#### [Task prompt]
Can you reproduce the item below line for line, leaving out the picture?

****

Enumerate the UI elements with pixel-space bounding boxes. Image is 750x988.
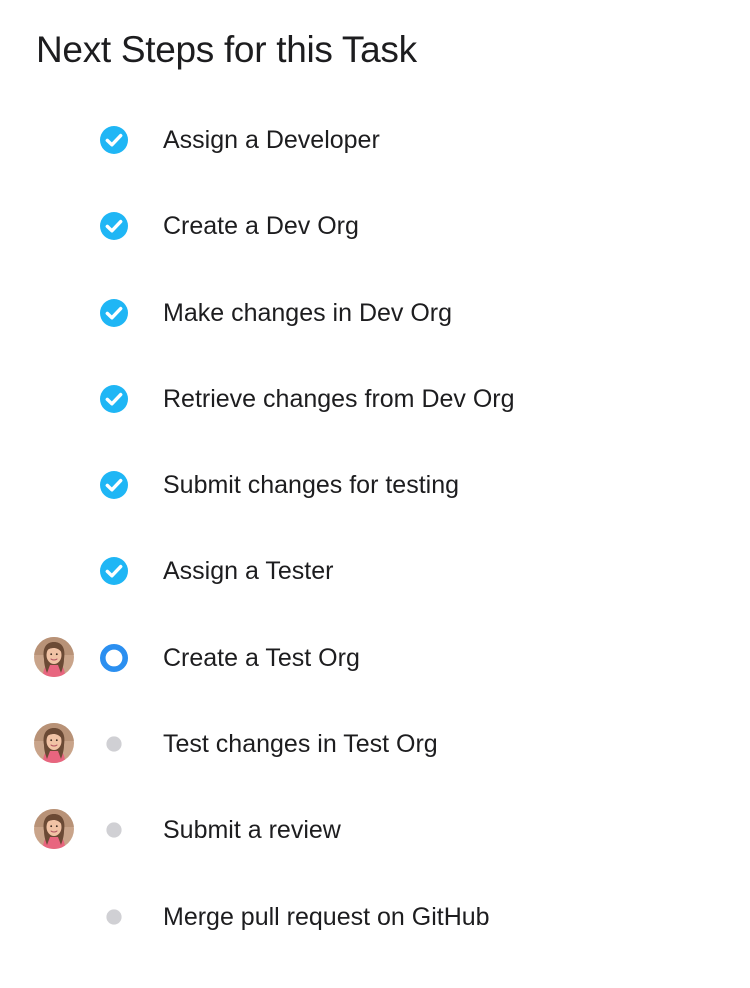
task-step-label[interactable]: Test changes in Test Org	[163, 729, 438, 759]
assignee-avatar[interactable]	[34, 723, 74, 764]
check-circle-icon	[99, 470, 129, 500]
task-step[interactable]: Merge pull request on GitHub	[0, 875, 750, 961]
task-step[interactable]: Retrieve changes from Dev Org	[0, 357, 750, 443]
task-step-label[interactable]: Submit changes for testing	[163, 470, 459, 500]
task-step[interactable]: Create a Dev Org	[0, 184, 750, 270]
assignee-avatar[interactable]	[34, 809, 74, 850]
task-step-label[interactable]: Merge pull request on GitHub	[163, 902, 490, 932]
task-step-label[interactable]: Submit a review	[163, 815, 341, 845]
task-step-label[interactable]: Make changes in Dev Org	[163, 298, 452, 328]
page-title: Next Steps for this Task	[36, 29, 417, 70]
check-circle-icon	[99, 556, 129, 586]
task-step-label[interactable]: Create a Test Org	[163, 643, 360, 673]
task-step-label[interactable]: Retrieve changes from Dev Org	[163, 384, 515, 414]
dot-icon	[99, 902, 129, 932]
dot-icon	[99, 815, 129, 845]
task-step[interactable]: Test changes in Test Org	[0, 702, 750, 788]
assignee-avatar[interactable]	[34, 636, 74, 677]
check-circle-icon	[99, 125, 129, 155]
task-steps-list: Assign a Developer Create a Dev Org Make c…	[0, 98, 750, 961]
task-step[interactable]: Assign a Developer	[0, 98, 750, 184]
task-step-label[interactable]: Create a Dev Org	[163, 211, 359, 241]
task-step[interactable]: Create a Test Org	[0, 616, 750, 702]
ring-circle-icon	[99, 643, 129, 673]
check-circle-icon	[99, 211, 129, 241]
task-step-label[interactable]: Assign a Tester	[163, 556, 333, 586]
check-circle-icon	[99, 298, 129, 328]
task-step[interactable]: Submit changes for testing	[0, 443, 750, 529]
check-circle-icon	[99, 384, 129, 414]
task-step[interactable]: Assign a Tester	[0, 529, 750, 615]
task-step[interactable]: Submit a review	[0, 788, 750, 874]
task-step-label[interactable]: Assign a Developer	[163, 125, 380, 155]
task-step[interactable]: Make changes in Dev Org	[0, 271, 750, 357]
dot-icon	[99, 729, 129, 759]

****

#### [Written reply]
Enumerate the UI elements with pixel-space bounding boxes. Image is 750x988.
task-step-label[interactable]: Test changes in Test Org	[163, 729, 438, 759]
assignee-avatar[interactable]	[34, 723, 74, 764]
check-circle-icon	[99, 470, 129, 500]
task-step[interactable]: Merge pull request on GitHub	[0, 875, 750, 961]
task-step[interactable]: Retrieve changes from Dev Org	[0, 357, 750, 443]
task-step-label[interactable]: Submit changes for testing	[163, 470, 459, 500]
task-step[interactable]: Create a Dev Org	[0, 184, 750, 270]
assignee-avatar[interactable]	[34, 809, 74, 850]
task-step-label[interactable]: Merge pull request on GitHub	[163, 902, 490, 932]
task-step-label[interactable]: Submit a review	[163, 815, 341, 845]
task-step-label[interactable]: Make changes in Dev Org	[163, 298, 452, 328]
page-title: Next Steps for this Task	[36, 29, 417, 70]
check-circle-icon	[99, 556, 129, 586]
task-step-label[interactable]: Create a Test Org	[163, 643, 360, 673]
task-step-label[interactable]: Retrieve changes from Dev Org	[163, 384, 515, 414]
dot-icon	[99, 902, 129, 932]
dot-icon	[99, 815, 129, 845]
task-step[interactable]: Test changes in Test Org	[0, 702, 750, 788]
assignee-avatar[interactable]	[34, 636, 74, 677]
check-circle-icon	[99, 125, 129, 155]
task-steps-list: Assign a Developer Create a Dev Org Make c…	[0, 98, 750, 961]
task-step[interactable]: Assign a Developer	[0, 98, 750, 184]
task-step-label[interactable]: Create a Dev Org	[163, 211, 359, 241]
task-step[interactable]: Create a Test Org	[0, 616, 750, 702]
ring-circle-icon	[99, 643, 129, 673]
check-circle-icon	[99, 211, 129, 241]
task-step-label[interactable]: Assign a Tester	[163, 556, 333, 586]
check-circle-icon	[99, 298, 129, 328]
task-step[interactable]: Submit changes for testing	[0, 443, 750, 529]
check-circle-icon	[99, 384, 129, 414]
task-step[interactable]: Assign a Tester	[0, 529, 750, 615]
task-step[interactable]: Submit a review	[0, 788, 750, 874]
task-step-label[interactable]: Assign a Developer	[163, 125, 380, 155]
task-step[interactable]: Make changes in Dev Org	[0, 271, 750, 357]
dot-icon	[99, 729, 129, 759]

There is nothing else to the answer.